- _ITEMS_
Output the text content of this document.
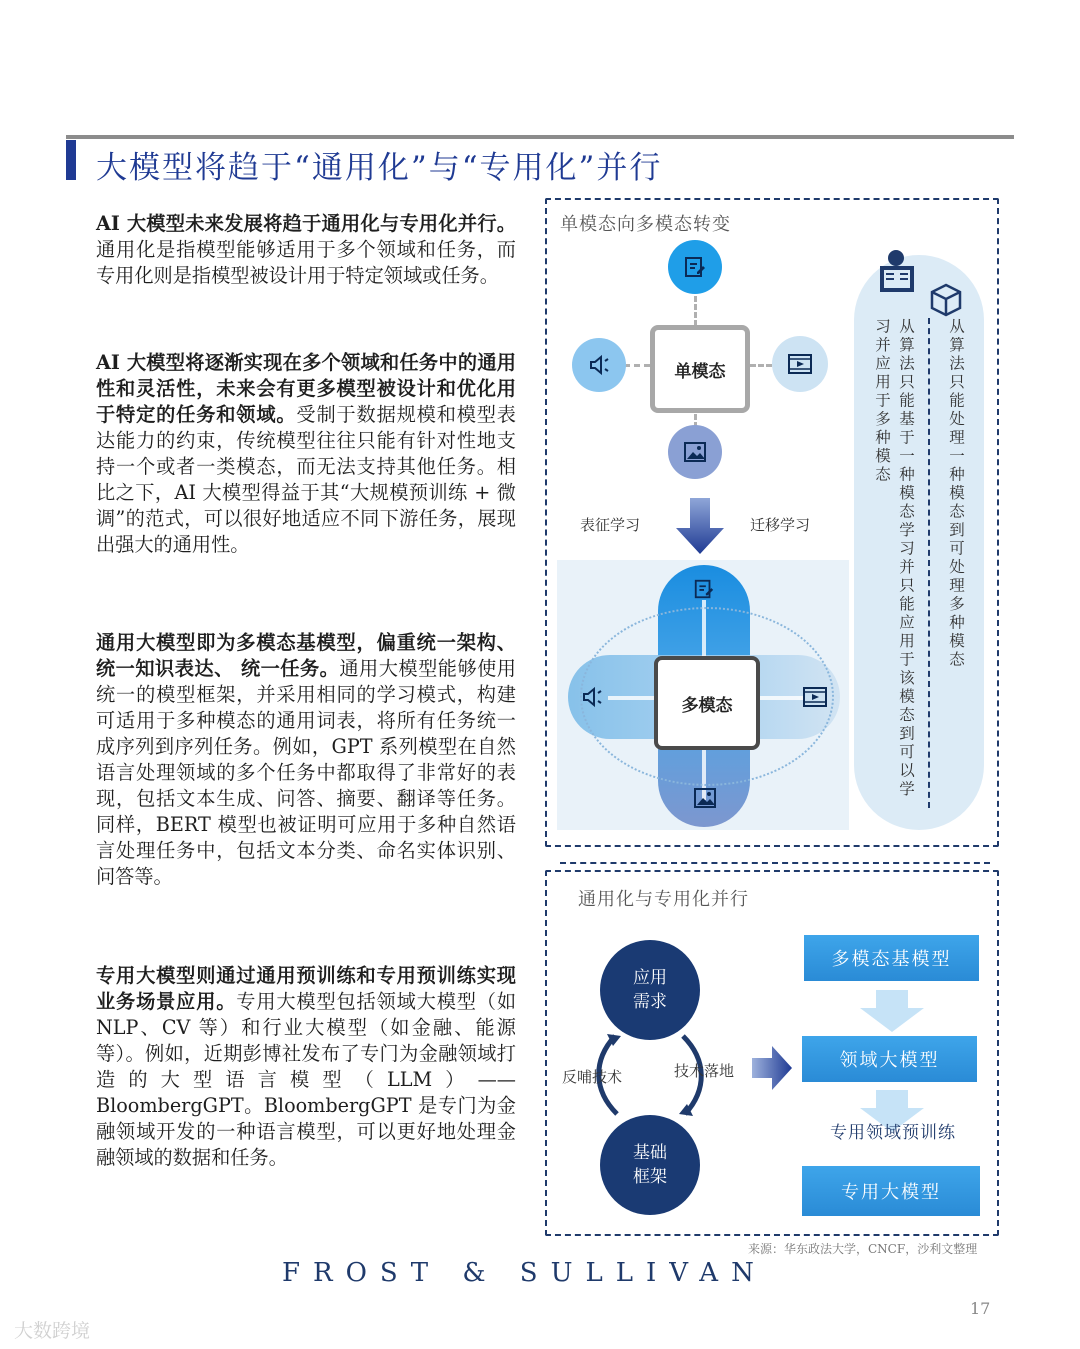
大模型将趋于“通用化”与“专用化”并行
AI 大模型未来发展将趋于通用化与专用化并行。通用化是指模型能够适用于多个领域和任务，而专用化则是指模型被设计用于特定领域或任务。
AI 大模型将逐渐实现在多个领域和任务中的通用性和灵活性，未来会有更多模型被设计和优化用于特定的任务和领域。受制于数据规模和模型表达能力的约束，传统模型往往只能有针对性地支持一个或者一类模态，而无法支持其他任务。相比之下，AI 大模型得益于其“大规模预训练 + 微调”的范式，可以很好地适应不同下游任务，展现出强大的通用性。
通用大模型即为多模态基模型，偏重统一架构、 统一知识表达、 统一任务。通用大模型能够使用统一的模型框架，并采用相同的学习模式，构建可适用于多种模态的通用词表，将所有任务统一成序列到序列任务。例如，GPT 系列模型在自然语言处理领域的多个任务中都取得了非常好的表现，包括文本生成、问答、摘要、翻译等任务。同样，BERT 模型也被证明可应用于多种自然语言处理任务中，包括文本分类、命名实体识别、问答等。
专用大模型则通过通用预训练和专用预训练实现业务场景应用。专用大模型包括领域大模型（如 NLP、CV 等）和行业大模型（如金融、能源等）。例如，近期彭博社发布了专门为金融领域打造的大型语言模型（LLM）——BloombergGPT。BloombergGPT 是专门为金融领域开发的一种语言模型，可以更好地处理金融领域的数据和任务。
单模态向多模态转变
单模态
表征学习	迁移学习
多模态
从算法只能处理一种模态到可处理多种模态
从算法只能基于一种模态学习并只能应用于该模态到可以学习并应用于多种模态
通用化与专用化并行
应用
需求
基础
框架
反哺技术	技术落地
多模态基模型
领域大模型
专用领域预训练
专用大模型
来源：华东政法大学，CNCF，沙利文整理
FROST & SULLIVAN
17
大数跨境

* * *

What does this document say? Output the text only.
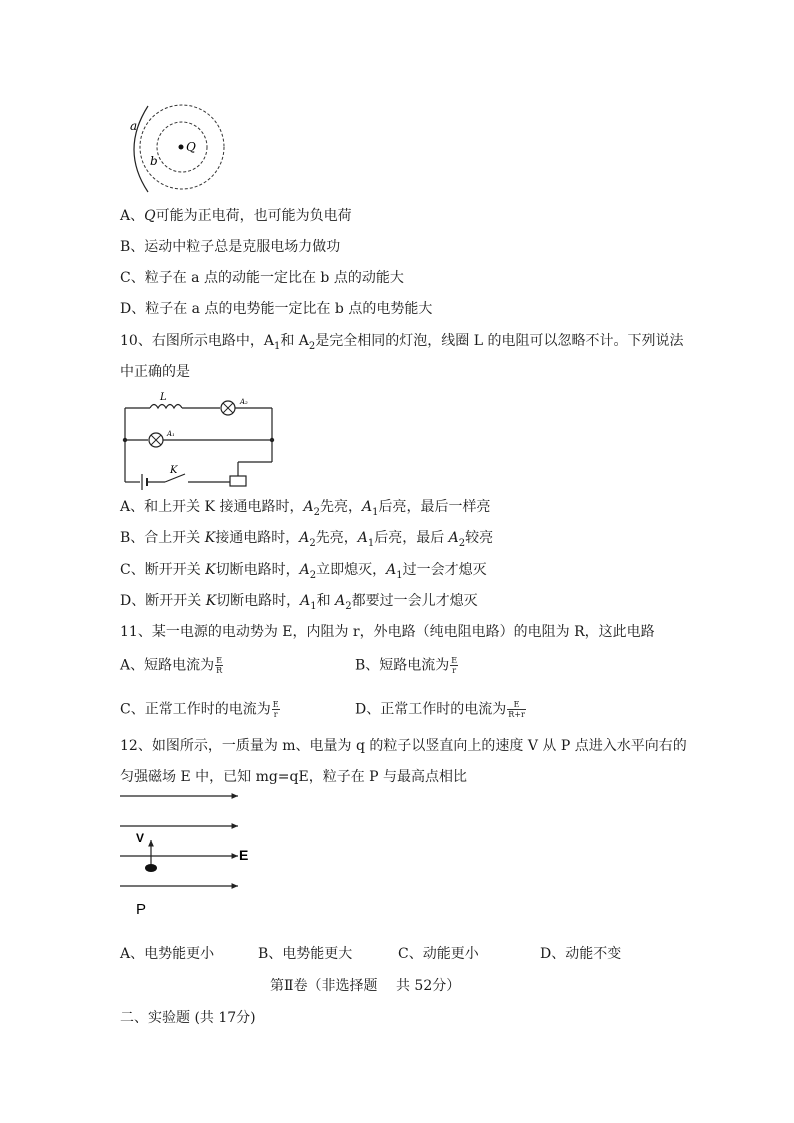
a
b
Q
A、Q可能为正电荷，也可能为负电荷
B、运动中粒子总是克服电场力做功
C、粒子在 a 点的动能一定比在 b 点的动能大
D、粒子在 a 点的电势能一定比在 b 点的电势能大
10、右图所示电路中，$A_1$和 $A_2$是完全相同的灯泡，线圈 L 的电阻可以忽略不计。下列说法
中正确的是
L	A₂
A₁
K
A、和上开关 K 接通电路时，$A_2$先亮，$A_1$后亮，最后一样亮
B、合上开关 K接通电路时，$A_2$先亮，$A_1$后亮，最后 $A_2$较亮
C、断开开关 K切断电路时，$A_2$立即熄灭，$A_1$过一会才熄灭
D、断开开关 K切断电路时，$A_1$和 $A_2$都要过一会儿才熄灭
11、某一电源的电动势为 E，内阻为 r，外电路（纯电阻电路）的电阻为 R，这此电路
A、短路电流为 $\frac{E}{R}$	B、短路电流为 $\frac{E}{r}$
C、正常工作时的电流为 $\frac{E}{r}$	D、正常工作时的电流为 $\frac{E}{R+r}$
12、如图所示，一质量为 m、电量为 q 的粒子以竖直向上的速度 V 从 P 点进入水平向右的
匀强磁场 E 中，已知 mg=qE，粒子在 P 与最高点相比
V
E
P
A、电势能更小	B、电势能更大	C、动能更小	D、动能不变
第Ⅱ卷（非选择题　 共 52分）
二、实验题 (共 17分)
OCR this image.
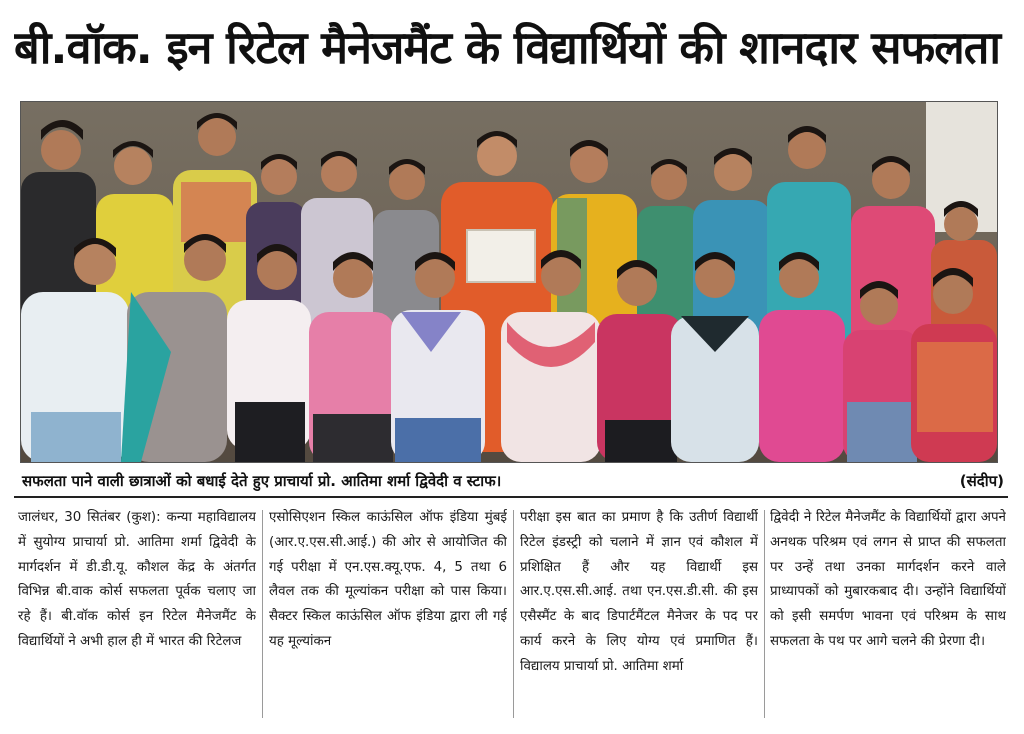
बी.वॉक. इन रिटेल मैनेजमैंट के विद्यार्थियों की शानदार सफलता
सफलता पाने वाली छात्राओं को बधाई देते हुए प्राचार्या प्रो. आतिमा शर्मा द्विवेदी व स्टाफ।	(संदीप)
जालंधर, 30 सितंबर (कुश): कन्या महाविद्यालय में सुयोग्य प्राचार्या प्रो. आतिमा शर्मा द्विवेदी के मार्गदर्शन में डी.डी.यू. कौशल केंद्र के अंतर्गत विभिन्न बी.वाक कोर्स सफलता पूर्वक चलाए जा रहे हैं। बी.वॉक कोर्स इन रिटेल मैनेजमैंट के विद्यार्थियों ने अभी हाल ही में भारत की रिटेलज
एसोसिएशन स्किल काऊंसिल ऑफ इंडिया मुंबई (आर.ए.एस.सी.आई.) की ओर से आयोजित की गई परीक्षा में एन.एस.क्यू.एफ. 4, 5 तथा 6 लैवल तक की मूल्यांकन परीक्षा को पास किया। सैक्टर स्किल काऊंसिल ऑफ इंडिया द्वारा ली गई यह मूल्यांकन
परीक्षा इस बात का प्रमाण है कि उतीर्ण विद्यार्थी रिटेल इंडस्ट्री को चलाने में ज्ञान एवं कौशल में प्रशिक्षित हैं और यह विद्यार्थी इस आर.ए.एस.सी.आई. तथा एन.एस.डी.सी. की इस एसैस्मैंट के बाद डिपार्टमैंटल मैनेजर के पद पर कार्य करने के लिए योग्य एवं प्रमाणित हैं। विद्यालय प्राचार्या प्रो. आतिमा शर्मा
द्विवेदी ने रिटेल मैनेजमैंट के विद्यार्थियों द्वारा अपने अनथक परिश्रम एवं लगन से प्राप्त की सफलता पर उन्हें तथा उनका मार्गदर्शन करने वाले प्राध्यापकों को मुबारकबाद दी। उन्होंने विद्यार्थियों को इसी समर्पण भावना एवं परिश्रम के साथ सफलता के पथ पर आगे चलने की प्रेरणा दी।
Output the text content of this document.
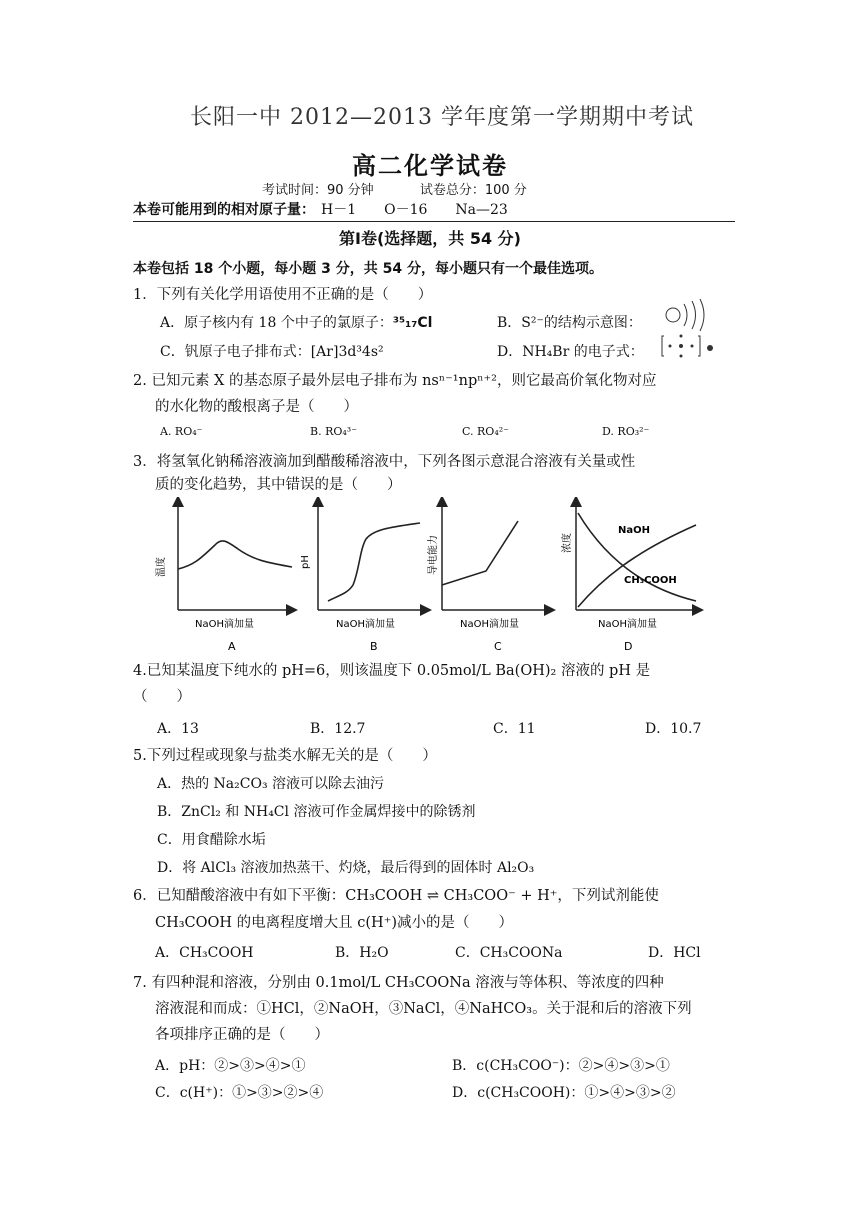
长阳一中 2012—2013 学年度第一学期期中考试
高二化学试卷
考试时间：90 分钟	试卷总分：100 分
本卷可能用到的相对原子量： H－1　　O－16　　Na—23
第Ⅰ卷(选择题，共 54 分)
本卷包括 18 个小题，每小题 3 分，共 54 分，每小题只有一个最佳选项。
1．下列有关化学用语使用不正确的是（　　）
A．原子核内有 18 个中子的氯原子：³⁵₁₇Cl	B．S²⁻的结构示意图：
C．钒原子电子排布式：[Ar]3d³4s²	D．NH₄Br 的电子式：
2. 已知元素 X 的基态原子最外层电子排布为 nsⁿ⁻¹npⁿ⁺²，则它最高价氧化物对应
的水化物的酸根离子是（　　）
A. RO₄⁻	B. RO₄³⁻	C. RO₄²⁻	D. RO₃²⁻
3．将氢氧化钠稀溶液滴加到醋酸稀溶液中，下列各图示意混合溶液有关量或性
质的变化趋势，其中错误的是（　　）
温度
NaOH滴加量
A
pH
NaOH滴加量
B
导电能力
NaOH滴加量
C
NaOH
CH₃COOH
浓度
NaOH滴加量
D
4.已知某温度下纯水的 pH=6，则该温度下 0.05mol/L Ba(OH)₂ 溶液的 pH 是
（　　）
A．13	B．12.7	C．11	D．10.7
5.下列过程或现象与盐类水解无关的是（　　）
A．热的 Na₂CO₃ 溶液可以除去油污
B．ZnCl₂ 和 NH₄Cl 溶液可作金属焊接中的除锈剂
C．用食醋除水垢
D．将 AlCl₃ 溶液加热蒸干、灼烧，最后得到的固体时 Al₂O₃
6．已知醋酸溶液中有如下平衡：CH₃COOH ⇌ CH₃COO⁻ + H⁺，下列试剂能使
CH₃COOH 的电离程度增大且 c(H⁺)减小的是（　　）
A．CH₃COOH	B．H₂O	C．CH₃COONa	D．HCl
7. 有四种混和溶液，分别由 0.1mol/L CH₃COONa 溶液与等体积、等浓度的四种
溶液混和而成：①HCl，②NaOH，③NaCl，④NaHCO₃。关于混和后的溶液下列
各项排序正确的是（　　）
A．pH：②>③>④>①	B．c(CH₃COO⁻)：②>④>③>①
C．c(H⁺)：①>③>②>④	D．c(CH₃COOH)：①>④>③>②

- _EXERCISE REQUIREMENTS_
Answer with one number only: how many lines above contain the word "सफलत".

- _TASK OUTPUT_
4